**Entries**
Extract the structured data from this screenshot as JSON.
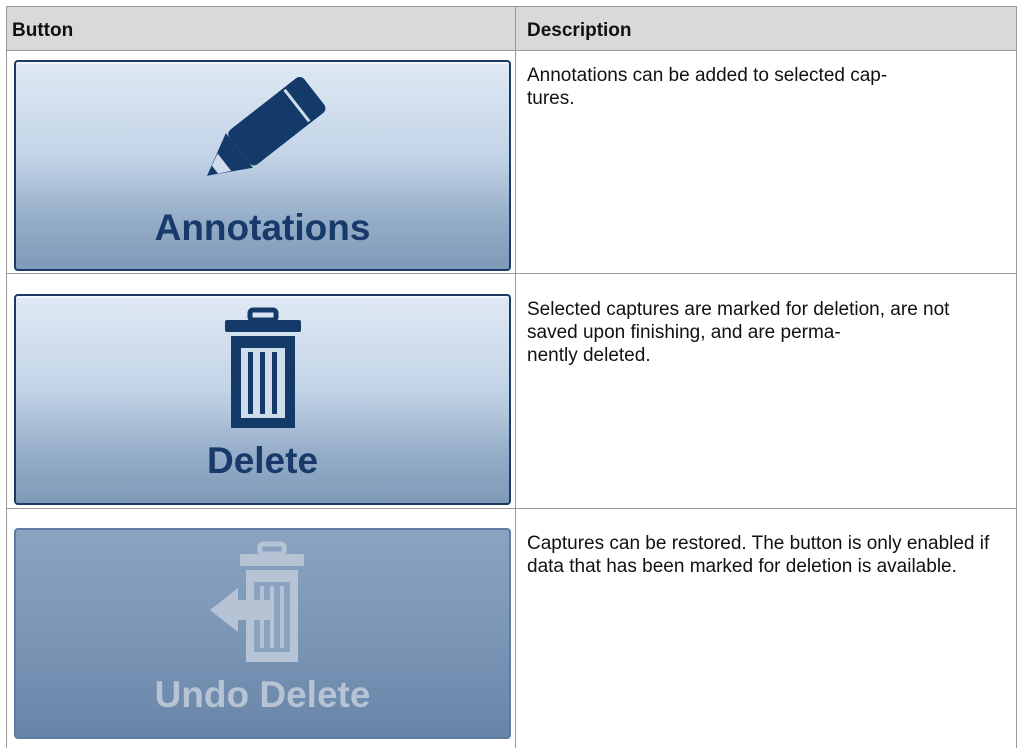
{
  "table": {
    "headers": [
      "Button",
      "Description"
    ],
    "rows": [
      {
        "button_label": "Annotations",
        "icon": "pencil-icon",
        "enabled": true,
        "description": "Annotations can be added to selected cap-\ntures."
      },
      {
        "button_label": "Delete",
        "icon": "trash-icon",
        "enabled": true,
        "description": "Selected captures are marked for deletion, are not saved upon finishing, and are perma-\nnently deleted."
      },
      {
        "button_label": "Undo Delete",
        "icon": "undo-delete-icon",
        "enabled": false,
        "description": "Captures can be restored. The button is only enabled if data that has been marked for deletion is available."
      }
    ]
  },
  "colors": {
    "header_bg": "#d9d9d9",
    "button_text": "#173a6b",
    "button_text_disabled": "#b5c3d4",
    "rule": "#9a9a9a"
  }
}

**Problem description**
Each line above that holds the string "marked" should be copied and shown.

**Right answer**
        "description": "Selected captures are marked for deletion, are not saved upon finishing, and are perma-\nnently deleted."
        "description": "Captures can be restored. The button is only enabled if data that has been marked for deletion is available."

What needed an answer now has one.